[What is asked] Take every line from the listing below that includes "title" and copy it.

[Records excerpted from a collection]
= = =
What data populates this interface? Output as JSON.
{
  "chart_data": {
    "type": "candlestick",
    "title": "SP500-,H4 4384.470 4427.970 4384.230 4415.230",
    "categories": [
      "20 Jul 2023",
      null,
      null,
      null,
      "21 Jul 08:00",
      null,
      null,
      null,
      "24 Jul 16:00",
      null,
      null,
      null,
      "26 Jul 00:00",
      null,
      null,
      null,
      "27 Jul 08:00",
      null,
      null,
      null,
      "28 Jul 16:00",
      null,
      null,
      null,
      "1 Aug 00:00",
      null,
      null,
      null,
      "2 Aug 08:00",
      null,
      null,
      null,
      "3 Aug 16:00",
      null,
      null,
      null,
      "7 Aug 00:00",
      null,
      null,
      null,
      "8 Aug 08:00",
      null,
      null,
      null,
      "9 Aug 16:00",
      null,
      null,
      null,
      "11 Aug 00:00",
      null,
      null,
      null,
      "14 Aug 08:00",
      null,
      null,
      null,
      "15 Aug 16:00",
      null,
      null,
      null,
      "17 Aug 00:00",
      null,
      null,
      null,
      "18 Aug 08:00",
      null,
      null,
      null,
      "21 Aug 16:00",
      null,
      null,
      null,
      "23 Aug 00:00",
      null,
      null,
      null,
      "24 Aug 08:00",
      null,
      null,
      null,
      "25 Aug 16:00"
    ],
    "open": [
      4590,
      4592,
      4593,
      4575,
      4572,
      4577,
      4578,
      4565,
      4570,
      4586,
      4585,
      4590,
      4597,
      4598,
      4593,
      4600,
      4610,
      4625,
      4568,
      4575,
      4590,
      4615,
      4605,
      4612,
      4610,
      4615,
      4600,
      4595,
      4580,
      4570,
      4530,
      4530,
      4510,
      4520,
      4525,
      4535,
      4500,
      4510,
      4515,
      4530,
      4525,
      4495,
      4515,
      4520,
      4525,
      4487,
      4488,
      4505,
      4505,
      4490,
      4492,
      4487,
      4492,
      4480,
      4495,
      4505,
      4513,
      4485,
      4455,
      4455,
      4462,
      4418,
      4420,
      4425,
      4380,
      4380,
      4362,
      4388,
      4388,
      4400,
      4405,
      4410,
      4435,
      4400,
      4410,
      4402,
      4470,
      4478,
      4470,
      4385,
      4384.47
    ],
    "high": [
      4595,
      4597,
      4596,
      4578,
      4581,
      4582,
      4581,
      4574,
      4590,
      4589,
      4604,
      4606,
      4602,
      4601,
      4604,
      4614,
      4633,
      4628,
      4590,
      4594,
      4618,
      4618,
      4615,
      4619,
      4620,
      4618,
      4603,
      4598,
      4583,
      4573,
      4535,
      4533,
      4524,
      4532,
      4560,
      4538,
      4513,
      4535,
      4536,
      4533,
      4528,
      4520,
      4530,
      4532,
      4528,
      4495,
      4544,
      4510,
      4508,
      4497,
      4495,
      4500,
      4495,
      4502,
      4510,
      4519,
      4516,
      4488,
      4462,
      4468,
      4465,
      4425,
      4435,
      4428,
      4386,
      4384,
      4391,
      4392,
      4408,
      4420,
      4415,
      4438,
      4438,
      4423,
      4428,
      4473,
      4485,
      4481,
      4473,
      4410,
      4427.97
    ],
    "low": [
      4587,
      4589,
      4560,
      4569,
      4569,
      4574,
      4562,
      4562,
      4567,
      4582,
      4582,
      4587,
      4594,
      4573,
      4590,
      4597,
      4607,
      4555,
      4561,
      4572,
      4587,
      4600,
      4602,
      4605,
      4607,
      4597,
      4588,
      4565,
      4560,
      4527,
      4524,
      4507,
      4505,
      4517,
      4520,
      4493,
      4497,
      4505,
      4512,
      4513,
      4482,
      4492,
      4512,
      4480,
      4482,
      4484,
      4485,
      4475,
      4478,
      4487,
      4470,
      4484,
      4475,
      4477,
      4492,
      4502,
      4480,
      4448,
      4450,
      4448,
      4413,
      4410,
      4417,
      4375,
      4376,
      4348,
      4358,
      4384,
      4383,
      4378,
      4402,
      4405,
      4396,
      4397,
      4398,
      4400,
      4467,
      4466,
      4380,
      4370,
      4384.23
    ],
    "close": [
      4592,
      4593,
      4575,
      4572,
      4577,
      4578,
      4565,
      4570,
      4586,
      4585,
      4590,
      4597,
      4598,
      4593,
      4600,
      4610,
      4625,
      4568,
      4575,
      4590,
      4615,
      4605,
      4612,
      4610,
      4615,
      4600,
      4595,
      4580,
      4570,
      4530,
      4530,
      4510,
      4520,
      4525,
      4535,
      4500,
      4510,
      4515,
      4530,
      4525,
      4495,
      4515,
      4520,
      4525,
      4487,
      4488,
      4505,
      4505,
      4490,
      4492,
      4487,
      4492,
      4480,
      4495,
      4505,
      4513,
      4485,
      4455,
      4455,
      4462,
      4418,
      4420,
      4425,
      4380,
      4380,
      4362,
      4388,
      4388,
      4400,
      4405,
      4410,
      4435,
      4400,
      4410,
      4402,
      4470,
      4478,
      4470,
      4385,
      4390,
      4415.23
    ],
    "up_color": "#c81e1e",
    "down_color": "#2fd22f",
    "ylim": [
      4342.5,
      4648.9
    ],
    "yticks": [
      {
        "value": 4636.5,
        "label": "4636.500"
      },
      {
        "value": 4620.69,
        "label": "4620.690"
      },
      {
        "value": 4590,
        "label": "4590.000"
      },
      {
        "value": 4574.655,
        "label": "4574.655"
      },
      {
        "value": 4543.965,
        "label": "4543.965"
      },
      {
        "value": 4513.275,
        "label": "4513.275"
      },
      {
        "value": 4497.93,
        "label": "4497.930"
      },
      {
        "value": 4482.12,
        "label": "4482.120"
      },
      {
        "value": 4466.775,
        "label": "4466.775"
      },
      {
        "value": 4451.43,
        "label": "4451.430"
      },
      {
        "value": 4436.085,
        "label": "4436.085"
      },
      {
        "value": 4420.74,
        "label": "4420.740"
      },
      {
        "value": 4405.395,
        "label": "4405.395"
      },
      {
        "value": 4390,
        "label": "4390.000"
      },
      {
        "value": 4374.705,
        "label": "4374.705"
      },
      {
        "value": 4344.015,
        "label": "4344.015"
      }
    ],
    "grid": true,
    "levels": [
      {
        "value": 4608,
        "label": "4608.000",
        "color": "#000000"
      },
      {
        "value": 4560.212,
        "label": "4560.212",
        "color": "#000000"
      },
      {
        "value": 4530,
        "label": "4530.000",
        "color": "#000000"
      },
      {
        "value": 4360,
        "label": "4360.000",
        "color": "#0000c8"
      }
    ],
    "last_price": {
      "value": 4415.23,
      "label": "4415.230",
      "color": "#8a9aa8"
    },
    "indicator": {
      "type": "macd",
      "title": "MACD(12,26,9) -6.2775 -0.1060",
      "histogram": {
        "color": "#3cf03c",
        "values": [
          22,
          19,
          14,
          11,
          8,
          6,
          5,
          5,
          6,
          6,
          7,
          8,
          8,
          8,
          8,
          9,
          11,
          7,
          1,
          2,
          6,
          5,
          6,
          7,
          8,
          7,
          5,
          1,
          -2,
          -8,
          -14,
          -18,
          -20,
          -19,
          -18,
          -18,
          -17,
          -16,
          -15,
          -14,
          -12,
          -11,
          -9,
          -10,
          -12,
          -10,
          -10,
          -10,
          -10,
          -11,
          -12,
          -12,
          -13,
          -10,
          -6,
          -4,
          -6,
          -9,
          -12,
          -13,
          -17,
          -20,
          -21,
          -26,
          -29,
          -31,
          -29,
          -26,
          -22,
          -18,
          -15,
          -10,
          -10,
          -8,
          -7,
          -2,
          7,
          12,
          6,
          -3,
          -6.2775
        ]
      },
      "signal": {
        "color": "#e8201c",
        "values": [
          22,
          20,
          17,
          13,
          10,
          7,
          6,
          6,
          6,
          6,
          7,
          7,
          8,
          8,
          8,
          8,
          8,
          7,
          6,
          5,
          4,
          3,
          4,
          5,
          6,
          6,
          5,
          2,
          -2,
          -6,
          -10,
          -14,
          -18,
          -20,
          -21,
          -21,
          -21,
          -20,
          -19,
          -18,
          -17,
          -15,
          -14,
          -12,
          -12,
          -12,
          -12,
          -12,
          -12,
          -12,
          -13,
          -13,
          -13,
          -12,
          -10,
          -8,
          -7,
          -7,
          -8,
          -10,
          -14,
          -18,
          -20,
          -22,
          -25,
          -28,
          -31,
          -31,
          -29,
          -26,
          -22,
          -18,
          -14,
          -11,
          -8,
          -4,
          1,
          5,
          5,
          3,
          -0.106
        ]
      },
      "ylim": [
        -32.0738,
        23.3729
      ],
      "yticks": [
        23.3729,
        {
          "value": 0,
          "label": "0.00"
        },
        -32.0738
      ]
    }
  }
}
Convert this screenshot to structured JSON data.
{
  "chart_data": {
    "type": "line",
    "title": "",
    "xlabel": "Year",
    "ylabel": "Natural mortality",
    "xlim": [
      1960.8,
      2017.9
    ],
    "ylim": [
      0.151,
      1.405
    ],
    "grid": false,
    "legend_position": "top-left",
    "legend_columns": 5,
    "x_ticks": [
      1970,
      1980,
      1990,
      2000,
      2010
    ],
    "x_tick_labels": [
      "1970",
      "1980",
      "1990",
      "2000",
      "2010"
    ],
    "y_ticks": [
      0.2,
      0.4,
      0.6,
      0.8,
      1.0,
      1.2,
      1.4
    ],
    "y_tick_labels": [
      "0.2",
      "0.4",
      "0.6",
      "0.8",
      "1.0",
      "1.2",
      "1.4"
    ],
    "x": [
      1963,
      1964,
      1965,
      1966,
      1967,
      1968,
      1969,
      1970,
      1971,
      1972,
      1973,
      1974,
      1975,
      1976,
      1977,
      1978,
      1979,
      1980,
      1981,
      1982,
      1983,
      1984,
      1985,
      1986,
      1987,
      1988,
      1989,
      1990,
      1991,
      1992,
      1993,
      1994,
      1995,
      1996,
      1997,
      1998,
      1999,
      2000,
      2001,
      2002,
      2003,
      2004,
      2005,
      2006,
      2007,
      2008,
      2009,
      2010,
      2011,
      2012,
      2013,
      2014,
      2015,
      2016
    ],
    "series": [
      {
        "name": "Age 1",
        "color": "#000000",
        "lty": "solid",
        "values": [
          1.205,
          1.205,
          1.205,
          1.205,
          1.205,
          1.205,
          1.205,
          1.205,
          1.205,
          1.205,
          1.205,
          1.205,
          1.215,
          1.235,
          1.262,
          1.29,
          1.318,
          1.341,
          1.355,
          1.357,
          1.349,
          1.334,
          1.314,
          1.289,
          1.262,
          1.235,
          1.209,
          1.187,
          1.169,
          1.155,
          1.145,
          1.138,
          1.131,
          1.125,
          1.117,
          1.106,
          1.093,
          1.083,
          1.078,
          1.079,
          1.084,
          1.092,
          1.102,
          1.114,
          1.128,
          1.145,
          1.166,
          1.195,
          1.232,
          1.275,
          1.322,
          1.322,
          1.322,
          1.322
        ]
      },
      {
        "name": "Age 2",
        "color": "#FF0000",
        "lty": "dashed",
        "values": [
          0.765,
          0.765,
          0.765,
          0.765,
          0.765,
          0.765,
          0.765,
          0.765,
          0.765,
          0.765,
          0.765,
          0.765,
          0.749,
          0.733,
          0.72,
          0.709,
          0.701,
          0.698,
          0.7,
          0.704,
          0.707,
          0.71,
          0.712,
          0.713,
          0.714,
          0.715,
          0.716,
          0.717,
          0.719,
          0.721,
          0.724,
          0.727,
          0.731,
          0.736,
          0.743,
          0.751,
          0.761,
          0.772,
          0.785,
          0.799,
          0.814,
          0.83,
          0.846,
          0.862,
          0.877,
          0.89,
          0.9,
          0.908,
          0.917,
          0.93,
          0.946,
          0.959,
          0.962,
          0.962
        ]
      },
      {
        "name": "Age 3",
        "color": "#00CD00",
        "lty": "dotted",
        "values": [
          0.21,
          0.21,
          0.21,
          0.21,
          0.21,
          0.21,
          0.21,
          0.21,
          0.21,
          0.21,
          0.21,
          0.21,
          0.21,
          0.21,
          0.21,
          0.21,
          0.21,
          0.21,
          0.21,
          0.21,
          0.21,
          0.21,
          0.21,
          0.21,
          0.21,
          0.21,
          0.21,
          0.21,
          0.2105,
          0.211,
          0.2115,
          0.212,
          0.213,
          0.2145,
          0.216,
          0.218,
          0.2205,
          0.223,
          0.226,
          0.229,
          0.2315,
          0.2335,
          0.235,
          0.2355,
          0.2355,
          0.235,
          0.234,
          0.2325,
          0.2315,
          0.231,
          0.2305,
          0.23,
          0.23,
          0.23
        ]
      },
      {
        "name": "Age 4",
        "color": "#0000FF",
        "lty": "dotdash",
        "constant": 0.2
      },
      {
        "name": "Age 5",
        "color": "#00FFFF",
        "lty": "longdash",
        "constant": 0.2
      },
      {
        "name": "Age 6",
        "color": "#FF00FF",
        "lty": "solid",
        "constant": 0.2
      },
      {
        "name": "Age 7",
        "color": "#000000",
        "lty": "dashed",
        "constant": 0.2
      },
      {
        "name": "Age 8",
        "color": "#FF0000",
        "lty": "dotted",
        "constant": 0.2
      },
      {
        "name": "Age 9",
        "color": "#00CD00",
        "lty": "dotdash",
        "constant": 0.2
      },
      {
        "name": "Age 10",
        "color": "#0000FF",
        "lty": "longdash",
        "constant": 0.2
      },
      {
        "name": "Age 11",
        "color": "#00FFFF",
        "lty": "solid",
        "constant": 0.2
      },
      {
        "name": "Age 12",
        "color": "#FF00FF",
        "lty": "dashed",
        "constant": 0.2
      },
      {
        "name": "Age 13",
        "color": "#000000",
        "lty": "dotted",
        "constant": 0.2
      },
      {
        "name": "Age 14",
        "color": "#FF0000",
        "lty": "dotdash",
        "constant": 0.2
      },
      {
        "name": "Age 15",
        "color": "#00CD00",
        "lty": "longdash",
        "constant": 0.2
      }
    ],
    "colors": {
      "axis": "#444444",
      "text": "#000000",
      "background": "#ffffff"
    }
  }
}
= = =
[Task response]
    "title": "SP500-,H4 4384.470 4427.970 4384.230 4415.230",
      "title": "MACD(12,26,9) -6.2775 -0.1060",
    "title": "",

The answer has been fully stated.